Extracted data entries:
━━━━━━━━━━━━━━━━━━━━━━━━━━━━━━

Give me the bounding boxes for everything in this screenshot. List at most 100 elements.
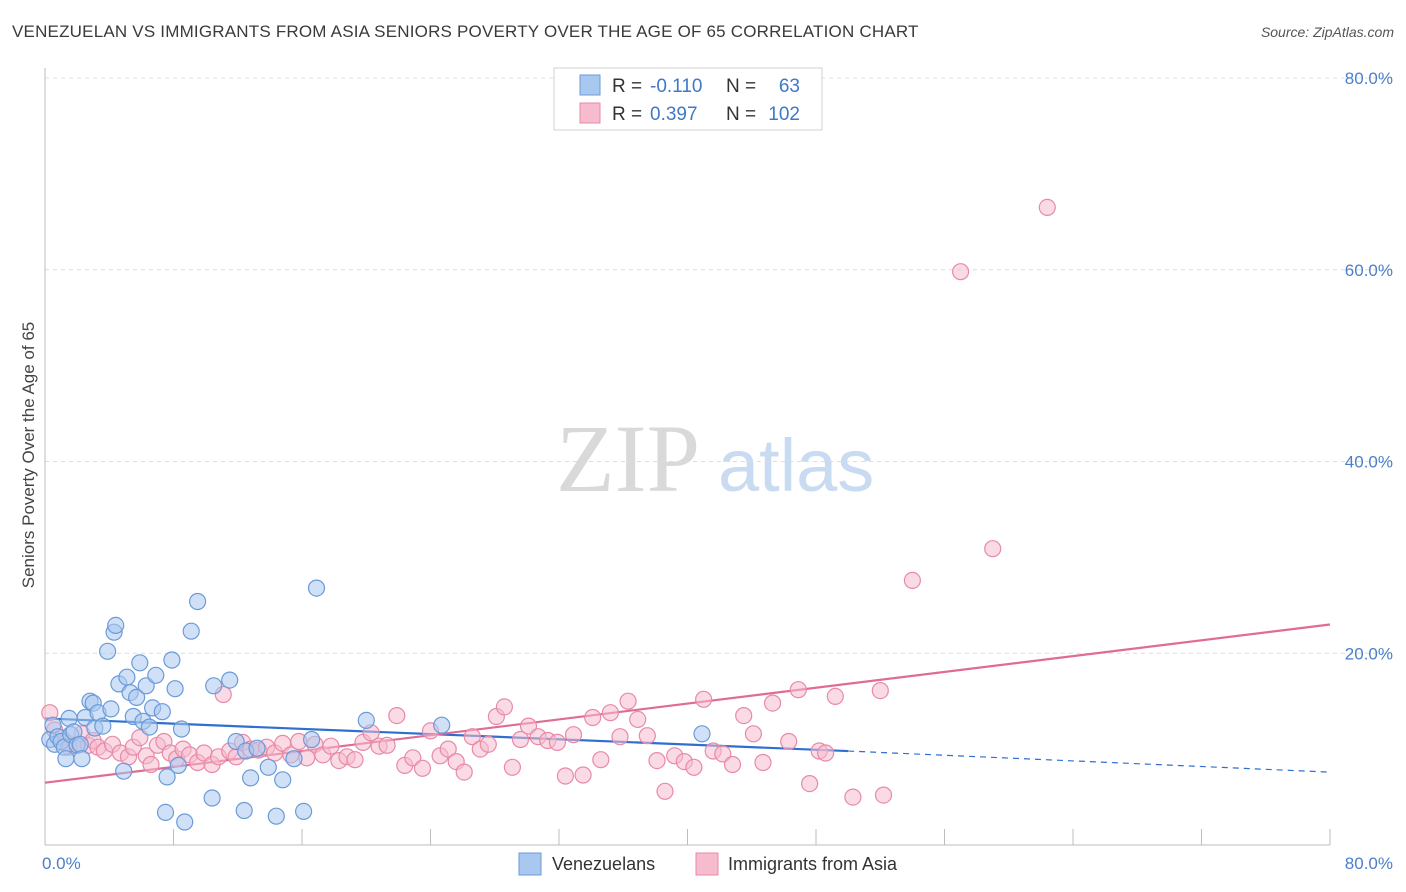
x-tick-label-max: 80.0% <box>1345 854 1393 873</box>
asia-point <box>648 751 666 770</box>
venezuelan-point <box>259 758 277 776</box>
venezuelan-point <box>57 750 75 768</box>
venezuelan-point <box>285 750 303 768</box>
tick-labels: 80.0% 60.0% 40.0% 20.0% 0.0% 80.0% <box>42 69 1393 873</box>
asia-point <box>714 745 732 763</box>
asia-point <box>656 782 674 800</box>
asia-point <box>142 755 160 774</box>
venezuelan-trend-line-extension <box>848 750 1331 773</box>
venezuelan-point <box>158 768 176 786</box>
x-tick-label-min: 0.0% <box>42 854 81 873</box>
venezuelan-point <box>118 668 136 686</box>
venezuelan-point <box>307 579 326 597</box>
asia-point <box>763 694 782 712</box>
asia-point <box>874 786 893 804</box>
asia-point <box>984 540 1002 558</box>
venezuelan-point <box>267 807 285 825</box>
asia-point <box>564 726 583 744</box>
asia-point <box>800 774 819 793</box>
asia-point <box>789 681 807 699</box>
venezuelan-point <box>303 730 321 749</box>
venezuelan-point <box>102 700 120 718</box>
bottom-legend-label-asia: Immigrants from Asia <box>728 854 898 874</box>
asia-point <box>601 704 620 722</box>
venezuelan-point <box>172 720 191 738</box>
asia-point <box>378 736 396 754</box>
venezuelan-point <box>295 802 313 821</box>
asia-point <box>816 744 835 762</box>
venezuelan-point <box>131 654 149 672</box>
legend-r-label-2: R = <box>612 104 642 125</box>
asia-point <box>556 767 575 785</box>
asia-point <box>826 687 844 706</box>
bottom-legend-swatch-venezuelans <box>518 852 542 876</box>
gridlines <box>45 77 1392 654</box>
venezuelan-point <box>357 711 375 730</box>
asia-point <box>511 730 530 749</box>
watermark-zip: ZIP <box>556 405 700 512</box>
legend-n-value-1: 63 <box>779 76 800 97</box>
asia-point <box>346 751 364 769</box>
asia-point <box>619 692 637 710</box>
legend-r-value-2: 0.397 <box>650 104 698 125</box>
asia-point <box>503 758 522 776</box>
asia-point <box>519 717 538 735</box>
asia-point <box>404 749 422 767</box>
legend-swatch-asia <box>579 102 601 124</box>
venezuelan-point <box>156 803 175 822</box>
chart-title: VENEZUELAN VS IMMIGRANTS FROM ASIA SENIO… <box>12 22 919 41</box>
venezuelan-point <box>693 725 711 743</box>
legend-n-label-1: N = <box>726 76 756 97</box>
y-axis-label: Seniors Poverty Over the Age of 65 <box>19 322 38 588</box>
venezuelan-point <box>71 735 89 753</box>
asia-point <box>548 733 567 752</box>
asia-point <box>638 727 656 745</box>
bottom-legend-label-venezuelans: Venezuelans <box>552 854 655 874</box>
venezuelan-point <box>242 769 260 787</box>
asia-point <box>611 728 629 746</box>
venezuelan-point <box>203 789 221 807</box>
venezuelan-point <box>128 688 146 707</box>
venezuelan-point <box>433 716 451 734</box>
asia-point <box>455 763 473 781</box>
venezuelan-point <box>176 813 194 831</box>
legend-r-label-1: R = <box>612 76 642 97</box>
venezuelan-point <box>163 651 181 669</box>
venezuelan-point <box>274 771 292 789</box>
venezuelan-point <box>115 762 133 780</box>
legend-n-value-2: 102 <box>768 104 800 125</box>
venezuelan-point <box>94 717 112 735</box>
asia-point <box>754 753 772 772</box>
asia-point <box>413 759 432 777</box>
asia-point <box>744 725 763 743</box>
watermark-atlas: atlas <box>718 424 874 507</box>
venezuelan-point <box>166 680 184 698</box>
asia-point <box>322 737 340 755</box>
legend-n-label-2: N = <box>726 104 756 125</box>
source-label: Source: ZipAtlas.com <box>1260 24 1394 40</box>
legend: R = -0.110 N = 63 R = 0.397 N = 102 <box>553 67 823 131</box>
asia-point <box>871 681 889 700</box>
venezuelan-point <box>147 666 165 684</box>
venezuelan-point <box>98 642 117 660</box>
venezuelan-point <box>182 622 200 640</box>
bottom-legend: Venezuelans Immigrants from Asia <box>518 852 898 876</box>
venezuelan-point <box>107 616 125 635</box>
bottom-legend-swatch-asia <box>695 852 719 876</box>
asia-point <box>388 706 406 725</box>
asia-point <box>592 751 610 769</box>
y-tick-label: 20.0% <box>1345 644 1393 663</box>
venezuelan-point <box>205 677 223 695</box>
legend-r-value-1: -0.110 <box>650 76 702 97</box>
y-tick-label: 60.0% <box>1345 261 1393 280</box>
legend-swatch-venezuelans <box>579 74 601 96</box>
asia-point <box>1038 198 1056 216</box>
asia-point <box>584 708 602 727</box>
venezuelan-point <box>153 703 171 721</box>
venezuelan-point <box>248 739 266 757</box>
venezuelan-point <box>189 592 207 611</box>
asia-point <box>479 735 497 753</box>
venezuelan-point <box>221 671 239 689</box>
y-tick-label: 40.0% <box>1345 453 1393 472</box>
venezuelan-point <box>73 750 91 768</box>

━━━━━━━━━━━━━━━━━━━━━━━━━━━━━━

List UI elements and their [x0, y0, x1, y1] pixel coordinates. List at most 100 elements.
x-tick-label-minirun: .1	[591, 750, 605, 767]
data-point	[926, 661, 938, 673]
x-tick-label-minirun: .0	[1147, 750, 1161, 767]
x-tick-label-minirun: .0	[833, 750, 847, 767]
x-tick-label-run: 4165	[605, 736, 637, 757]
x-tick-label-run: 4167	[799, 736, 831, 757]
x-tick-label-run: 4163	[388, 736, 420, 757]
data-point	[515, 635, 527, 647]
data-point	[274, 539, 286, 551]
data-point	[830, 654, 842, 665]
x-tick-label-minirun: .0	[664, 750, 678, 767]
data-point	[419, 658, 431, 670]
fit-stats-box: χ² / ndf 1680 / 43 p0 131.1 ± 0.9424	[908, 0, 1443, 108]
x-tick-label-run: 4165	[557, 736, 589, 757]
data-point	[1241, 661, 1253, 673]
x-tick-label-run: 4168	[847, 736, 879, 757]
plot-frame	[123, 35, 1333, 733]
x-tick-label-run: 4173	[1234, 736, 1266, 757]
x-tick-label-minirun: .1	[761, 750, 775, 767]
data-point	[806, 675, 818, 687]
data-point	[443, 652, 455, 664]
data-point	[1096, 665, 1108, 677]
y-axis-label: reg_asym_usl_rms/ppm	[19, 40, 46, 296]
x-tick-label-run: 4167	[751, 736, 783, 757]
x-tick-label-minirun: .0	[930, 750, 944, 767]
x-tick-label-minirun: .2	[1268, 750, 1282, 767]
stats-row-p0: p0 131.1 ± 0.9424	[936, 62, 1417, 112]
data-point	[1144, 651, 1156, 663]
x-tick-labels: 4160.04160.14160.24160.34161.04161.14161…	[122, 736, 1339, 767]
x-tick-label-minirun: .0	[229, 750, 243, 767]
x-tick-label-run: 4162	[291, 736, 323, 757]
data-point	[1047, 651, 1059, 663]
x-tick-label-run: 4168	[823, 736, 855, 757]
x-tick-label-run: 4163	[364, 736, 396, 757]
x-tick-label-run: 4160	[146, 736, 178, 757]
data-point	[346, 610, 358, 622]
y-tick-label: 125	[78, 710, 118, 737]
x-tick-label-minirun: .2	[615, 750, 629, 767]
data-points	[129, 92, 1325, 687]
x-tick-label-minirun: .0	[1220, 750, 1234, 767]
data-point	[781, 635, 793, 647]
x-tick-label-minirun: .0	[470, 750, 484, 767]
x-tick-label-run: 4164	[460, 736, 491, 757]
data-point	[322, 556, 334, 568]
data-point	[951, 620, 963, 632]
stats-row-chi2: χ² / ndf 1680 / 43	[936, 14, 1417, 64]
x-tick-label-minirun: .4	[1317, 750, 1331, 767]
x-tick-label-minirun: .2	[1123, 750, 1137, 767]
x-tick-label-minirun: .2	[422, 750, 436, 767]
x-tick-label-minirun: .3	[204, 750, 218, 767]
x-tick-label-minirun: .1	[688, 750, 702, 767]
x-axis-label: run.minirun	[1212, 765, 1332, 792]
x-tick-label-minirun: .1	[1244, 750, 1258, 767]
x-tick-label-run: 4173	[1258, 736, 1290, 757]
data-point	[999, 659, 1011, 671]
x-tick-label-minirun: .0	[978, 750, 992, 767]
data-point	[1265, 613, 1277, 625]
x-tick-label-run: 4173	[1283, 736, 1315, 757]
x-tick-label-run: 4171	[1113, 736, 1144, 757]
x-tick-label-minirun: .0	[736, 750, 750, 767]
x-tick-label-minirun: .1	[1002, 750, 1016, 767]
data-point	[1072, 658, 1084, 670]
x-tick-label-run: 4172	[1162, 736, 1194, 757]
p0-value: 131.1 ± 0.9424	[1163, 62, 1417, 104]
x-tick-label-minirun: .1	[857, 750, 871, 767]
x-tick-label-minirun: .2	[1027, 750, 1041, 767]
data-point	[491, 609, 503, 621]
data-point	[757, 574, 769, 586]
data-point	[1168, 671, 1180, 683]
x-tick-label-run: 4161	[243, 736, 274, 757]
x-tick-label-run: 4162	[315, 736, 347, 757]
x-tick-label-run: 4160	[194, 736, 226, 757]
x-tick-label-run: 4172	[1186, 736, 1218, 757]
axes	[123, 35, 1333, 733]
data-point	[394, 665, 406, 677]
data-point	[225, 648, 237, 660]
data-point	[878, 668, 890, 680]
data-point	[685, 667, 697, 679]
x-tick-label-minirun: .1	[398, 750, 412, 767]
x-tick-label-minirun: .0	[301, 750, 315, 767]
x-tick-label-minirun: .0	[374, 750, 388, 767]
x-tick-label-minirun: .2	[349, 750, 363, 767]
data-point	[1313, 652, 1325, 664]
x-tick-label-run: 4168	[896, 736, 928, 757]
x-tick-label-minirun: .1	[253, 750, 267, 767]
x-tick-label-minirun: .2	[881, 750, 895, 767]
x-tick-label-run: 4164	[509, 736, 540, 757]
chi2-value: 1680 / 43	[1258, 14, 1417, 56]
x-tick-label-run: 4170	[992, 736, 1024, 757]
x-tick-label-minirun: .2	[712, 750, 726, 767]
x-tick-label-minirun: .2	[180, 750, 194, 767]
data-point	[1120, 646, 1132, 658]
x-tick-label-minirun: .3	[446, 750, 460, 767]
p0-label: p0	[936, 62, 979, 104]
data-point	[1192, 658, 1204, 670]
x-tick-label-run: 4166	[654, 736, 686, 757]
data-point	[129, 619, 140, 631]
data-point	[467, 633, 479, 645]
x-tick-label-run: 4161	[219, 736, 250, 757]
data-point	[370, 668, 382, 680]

━━━━━━━━━━━━━━━━━━━━━━━━━━━━━━

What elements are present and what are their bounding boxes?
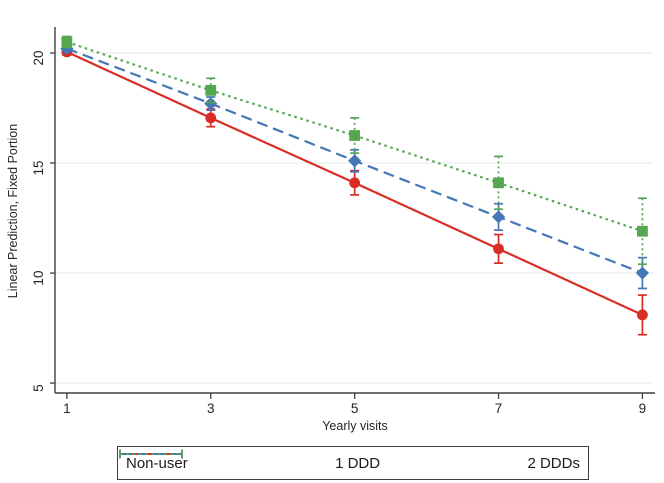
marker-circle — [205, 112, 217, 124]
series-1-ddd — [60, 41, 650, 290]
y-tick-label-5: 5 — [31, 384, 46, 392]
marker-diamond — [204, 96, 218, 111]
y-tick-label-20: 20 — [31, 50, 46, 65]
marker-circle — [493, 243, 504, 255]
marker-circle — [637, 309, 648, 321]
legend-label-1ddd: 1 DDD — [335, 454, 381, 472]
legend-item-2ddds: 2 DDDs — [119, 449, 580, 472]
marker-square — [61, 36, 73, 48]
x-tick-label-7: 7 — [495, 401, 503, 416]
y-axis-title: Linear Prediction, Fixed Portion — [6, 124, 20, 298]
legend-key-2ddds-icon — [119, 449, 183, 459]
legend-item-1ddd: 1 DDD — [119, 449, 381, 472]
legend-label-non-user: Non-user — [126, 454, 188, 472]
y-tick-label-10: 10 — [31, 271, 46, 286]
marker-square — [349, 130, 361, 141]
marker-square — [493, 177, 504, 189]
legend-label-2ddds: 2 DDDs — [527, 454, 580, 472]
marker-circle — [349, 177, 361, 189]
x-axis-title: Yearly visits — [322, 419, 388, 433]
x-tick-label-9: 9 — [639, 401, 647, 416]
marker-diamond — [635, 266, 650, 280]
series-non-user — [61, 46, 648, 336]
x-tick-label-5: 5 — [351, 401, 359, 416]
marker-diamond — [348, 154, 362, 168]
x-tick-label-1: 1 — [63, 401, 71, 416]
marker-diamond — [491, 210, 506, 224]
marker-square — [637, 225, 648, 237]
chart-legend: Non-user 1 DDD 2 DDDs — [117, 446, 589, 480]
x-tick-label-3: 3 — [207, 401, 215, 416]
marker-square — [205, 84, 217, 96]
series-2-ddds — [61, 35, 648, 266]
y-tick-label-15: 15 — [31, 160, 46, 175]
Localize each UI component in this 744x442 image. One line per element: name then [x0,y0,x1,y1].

━━━━━━━━━━━━━━━━━━━━━━━━━━━━━━

SET TASK = Can you rewrite the lines from the one with "marker-circle — [205, 112, 217, 124]" to the one with "legend-item-2ddds: 2 DDDs", renaming "marker-circle" to "circle-marker" and keeping everything else the same?

TASK ANSWER =
circle-marker — [205, 112, 217, 124]
series-1-ddd — [60, 41, 650, 290]
y-tick-label-5: 5 — [31, 384, 46, 392]
marker-diamond — [204, 96, 218, 111]
y-tick-label-20: 20 — [31, 50, 46, 65]
circle-marker — [493, 243, 504, 255]
circle-marker — [637, 309, 648, 321]
legend-label-1ddd: 1 DDD — [335, 454, 381, 472]
legend-item-2ddds: 2 DDDs — [119, 449, 580, 472]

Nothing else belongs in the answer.